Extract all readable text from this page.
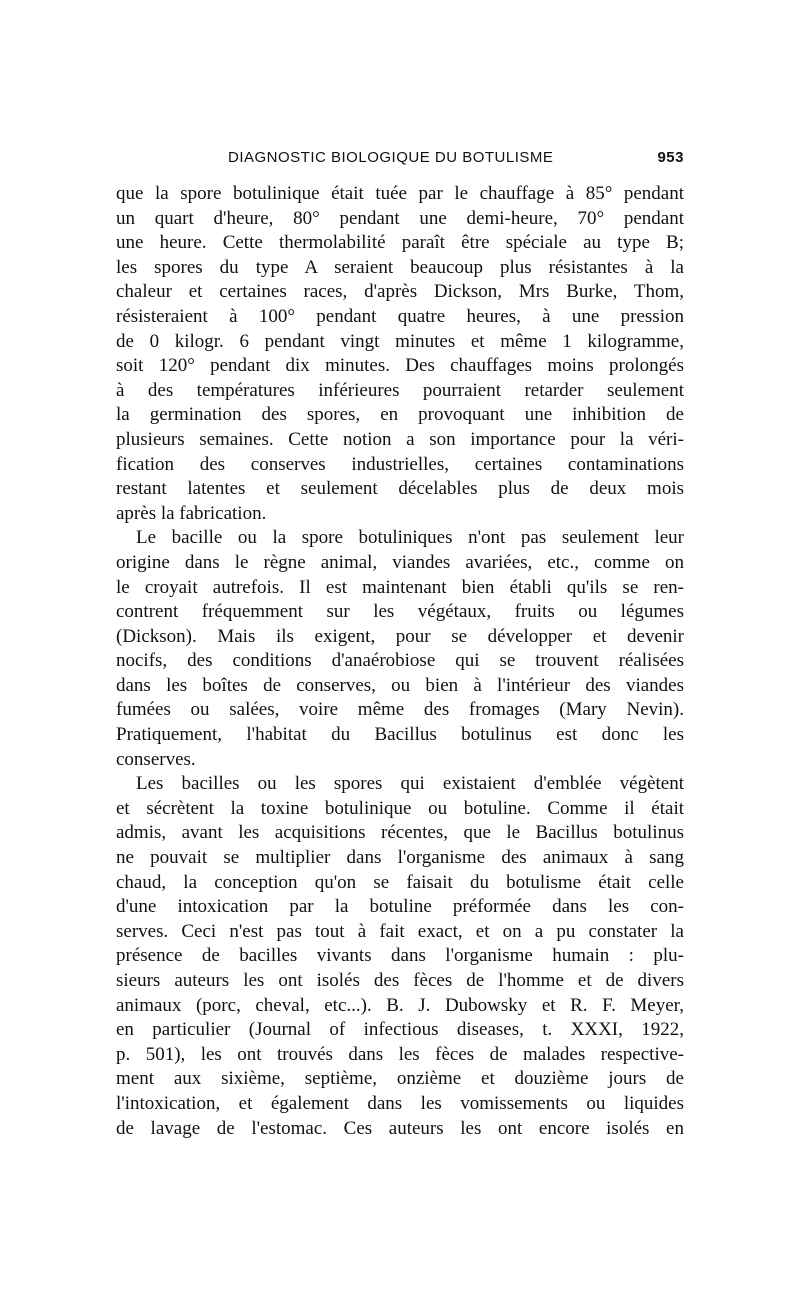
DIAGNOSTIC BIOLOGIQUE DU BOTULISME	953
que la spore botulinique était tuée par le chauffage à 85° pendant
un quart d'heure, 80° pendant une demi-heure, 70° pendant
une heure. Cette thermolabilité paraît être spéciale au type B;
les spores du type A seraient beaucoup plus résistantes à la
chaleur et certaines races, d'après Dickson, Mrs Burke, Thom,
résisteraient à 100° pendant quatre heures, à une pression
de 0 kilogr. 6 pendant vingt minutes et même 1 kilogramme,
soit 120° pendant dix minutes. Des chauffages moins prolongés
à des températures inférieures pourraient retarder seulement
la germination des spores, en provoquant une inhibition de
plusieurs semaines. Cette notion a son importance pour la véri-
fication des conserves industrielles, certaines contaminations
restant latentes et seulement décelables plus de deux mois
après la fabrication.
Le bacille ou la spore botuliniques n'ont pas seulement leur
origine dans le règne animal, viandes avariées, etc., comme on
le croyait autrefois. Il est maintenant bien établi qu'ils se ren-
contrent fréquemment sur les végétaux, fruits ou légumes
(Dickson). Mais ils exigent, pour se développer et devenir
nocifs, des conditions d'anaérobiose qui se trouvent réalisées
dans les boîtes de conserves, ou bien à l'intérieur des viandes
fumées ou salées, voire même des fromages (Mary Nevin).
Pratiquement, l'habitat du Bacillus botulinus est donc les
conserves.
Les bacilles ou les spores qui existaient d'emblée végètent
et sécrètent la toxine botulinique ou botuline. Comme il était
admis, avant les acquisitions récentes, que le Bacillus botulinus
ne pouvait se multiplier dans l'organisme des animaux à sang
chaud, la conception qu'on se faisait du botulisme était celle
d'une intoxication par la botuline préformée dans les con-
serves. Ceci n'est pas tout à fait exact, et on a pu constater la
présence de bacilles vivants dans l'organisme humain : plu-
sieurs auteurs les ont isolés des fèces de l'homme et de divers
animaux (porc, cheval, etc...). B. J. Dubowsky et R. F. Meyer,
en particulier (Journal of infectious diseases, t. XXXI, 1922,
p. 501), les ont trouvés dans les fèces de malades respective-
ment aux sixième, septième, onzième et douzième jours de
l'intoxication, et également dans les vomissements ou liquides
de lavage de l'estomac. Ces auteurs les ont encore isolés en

^^^^

■ Problem ■
Everything in the records above must be repeated exactly, apart from the pictures.

■ Exercise output ■
Extract all readable text from this page.
DIAGNOSTIC BIOLOGIQUE DU BOTULISME	953
que la spore botulinique était tuée par le chauffage à 85° pendant
un quart d'heure, 80° pendant une demi-heure, 70° pendant
une heure. Cette thermolabilité paraît être spéciale au type B;
les spores du type A seraient beaucoup plus résistantes à la
chaleur et certaines races, d'après Dickson, Mrs Burke, Thom,
résisteraient à 100° pendant quatre heures, à une pression
de 0 kilogr. 6 pendant vingt minutes et même 1 kilogramme,
soit 120° pendant dix minutes. Des chauffages moins prolongés
à des températures inférieures pourraient retarder seulement
la germination des spores, en provoquant une inhibition de
plusieurs semaines. Cette notion a son importance pour la véri-
fication des conserves industrielles, certaines contaminations
restant latentes et seulement décelables plus de deux mois
après la fabrication.
Le bacille ou la spore botuliniques n'ont pas seulement leur
origine dans le règne animal, viandes avariées, etc., comme on
le croyait autrefois. Il est maintenant bien établi qu'ils se ren-
contrent fréquemment sur les végétaux, fruits ou légumes
(Dickson). Mais ils exigent, pour se développer et devenir
nocifs, des conditions d'anaérobiose qui se trouvent réalisées
dans les boîtes de conserves, ou bien à l'intérieur des viandes
fumées ou salées, voire même des fromages (Mary Nevin).
Pratiquement, l'habitat du Bacillus botulinus est donc les
conserves.
Les bacilles ou les spores qui existaient d'emblée végètent
et sécrètent la toxine botulinique ou botuline. Comme il était
admis, avant les acquisitions récentes, que le Bacillus botulinus
ne pouvait se multiplier dans l'organisme des animaux à sang
chaud, la conception qu'on se faisait du botulisme était celle
d'une intoxication par la botuline préformée dans les con-
serves. Ceci n'est pas tout à fait exact, et on a pu constater la
présence de bacilles vivants dans l'organisme humain : plu-
sieurs auteurs les ont isolés des fèces de l'homme et de divers
animaux (porc, cheval, etc...). B. J. Dubowsky et R. F. Meyer,
en particulier (Journal of infectious diseases, t. XXXI, 1922,
p. 501), les ont trouvés dans les fèces de malades respective-
ment aux sixième, septième, onzième et douzième jours de
l'intoxication, et également dans les vomissements ou liquides
de lavage de l'estomac. Ces auteurs les ont encore isolés en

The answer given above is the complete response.